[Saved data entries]

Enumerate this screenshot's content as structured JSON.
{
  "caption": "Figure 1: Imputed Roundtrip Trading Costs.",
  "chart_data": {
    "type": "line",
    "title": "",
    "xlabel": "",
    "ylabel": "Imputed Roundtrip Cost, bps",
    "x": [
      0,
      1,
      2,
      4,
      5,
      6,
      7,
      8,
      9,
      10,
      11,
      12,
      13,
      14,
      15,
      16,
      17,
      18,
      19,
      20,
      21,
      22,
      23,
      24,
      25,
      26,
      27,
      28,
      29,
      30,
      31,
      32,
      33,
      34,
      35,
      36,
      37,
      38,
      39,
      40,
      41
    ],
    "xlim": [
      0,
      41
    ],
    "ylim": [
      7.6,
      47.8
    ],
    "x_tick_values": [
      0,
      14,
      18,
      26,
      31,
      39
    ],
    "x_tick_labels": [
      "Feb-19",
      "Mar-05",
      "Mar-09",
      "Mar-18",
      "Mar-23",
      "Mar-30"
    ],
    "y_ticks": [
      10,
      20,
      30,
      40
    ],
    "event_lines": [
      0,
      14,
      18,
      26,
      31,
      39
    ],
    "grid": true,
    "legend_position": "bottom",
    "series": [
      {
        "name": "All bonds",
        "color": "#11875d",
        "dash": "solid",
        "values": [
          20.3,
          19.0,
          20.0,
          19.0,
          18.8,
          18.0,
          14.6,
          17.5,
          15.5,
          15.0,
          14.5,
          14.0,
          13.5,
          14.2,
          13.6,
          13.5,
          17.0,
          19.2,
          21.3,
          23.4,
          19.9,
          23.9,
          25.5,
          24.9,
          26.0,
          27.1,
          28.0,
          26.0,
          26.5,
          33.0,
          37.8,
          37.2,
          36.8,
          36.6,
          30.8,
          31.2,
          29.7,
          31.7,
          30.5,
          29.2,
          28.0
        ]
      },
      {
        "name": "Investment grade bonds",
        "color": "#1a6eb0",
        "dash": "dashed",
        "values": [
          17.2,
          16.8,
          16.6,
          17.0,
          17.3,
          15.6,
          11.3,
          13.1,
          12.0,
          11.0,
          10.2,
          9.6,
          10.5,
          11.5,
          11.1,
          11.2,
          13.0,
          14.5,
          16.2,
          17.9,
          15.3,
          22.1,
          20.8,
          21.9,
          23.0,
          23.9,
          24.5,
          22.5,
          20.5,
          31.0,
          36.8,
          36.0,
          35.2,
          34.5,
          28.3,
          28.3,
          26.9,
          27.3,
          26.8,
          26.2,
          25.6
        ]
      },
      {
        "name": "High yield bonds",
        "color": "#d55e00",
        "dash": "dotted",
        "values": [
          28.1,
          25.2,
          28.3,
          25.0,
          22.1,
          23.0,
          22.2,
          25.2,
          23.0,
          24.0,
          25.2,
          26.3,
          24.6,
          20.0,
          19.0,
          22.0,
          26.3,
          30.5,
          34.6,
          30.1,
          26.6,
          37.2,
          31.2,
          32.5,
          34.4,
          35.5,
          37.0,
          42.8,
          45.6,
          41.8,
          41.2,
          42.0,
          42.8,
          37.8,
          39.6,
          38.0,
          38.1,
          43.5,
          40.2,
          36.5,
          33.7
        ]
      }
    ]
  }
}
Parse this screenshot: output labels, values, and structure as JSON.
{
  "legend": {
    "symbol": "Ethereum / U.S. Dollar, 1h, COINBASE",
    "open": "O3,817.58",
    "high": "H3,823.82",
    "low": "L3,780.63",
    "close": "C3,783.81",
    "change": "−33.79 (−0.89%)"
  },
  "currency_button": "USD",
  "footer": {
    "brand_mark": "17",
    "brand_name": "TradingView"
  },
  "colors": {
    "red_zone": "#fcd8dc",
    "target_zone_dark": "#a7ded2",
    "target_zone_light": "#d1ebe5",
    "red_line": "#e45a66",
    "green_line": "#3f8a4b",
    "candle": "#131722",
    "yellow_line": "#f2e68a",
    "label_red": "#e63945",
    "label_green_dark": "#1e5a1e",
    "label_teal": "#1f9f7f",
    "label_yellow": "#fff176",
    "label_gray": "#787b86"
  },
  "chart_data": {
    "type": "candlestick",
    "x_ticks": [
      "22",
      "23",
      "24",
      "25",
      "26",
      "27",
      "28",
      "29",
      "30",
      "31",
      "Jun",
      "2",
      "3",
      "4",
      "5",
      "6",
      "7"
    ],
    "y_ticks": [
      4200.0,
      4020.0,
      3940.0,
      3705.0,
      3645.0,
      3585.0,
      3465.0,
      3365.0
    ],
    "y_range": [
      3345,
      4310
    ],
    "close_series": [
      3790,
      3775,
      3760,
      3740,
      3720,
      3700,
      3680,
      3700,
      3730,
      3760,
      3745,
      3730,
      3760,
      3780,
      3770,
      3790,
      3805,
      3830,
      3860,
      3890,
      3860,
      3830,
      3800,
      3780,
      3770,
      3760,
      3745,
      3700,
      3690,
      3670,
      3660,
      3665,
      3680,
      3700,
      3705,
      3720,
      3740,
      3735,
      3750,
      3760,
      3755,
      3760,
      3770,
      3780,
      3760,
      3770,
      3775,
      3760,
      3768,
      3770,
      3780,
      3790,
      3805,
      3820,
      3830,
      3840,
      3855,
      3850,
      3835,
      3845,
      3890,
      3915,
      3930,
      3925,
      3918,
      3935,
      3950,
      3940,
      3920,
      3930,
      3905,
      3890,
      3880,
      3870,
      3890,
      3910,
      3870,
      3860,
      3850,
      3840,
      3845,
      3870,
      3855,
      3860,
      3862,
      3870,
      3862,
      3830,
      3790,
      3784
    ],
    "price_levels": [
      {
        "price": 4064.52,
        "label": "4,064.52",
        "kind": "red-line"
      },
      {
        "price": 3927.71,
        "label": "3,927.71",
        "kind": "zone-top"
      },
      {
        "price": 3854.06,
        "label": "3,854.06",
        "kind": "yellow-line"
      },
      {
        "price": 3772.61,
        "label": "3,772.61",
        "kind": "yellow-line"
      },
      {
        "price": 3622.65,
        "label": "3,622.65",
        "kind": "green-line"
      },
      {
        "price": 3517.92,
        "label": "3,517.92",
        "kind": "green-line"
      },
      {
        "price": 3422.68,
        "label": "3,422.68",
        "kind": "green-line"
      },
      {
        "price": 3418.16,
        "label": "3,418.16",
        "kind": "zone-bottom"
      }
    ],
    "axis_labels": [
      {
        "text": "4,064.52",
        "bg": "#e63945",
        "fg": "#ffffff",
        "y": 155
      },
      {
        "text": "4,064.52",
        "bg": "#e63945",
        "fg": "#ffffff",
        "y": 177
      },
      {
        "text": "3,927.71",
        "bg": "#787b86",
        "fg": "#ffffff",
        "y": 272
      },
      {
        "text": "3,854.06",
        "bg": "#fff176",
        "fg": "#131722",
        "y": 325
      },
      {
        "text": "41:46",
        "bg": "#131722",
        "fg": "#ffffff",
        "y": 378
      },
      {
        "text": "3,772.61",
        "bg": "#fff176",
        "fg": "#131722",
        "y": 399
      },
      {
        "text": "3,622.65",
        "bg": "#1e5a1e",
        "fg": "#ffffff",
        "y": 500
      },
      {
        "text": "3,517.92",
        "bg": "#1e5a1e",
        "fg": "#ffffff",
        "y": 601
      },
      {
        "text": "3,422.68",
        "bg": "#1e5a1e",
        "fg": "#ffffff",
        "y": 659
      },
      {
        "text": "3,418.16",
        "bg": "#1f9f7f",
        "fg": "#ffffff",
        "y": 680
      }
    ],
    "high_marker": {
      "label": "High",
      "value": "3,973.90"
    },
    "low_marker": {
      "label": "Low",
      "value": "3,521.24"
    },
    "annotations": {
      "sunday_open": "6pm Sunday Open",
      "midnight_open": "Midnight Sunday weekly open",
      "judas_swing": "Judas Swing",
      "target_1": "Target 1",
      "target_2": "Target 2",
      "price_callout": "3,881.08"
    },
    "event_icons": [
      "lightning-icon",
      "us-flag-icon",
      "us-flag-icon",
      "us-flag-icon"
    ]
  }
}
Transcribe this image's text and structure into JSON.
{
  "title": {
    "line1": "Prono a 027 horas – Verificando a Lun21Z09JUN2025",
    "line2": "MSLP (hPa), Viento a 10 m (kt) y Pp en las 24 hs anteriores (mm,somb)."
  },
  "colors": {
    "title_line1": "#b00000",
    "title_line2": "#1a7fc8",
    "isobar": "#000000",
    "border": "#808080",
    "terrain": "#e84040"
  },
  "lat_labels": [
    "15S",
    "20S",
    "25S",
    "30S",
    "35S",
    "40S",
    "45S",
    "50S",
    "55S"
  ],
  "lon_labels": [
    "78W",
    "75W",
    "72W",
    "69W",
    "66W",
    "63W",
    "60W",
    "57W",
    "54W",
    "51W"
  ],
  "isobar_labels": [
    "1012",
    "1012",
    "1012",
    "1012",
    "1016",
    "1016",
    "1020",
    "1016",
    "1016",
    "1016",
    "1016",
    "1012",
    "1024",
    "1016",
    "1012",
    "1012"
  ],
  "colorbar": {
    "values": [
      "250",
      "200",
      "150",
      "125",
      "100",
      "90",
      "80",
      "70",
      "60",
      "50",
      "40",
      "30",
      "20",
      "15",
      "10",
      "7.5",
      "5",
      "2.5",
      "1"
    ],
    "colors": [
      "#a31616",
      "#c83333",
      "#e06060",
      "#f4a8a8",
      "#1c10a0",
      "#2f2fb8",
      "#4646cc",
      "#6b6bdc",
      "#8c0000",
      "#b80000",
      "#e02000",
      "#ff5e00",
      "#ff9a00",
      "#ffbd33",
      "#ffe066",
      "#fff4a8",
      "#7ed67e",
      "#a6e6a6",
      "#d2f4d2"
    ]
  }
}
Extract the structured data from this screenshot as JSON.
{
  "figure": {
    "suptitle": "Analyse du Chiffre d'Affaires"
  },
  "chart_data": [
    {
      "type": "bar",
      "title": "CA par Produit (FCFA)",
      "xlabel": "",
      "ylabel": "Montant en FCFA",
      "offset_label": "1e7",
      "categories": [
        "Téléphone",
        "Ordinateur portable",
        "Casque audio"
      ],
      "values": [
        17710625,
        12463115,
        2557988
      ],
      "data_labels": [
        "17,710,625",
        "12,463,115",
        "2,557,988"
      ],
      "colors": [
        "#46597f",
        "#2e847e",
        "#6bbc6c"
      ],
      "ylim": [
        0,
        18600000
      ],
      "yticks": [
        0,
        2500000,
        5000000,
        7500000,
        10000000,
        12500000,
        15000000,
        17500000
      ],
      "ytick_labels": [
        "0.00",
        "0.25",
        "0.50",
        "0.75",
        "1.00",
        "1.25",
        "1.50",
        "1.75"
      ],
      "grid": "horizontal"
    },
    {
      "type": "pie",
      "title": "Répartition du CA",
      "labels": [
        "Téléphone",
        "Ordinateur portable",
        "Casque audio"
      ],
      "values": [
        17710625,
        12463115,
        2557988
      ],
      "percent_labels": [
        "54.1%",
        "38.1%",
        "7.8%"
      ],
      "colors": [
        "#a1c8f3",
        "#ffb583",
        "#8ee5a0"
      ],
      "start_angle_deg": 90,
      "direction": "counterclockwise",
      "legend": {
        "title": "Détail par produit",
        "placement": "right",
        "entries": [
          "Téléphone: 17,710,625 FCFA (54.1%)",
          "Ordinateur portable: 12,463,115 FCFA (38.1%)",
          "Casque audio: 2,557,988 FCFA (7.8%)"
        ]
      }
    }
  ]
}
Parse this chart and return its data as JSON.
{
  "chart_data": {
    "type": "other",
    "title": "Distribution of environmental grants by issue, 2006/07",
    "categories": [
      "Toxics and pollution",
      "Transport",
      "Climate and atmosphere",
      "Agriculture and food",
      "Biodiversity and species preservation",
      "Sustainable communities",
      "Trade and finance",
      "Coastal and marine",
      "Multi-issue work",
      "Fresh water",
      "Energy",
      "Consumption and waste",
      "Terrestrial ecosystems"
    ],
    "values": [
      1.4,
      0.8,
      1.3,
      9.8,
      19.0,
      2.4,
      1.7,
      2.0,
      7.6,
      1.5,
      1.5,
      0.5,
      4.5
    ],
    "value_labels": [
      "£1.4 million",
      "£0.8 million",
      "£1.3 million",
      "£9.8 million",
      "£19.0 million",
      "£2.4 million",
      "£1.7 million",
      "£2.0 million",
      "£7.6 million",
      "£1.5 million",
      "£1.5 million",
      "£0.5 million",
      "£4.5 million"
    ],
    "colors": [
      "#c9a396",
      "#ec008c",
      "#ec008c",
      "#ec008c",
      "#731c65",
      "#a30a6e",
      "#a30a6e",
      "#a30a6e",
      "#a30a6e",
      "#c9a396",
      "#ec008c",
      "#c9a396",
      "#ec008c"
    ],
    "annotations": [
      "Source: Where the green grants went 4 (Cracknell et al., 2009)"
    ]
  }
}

**Directions for this task**
Each line above that includes "Imputed" should be shown.

**The completed task**
  "caption": "Figure 1: Imputed Roundtrip Trading Costs.",
    "ylabel": "Imputed Roundtrip Cost, bps",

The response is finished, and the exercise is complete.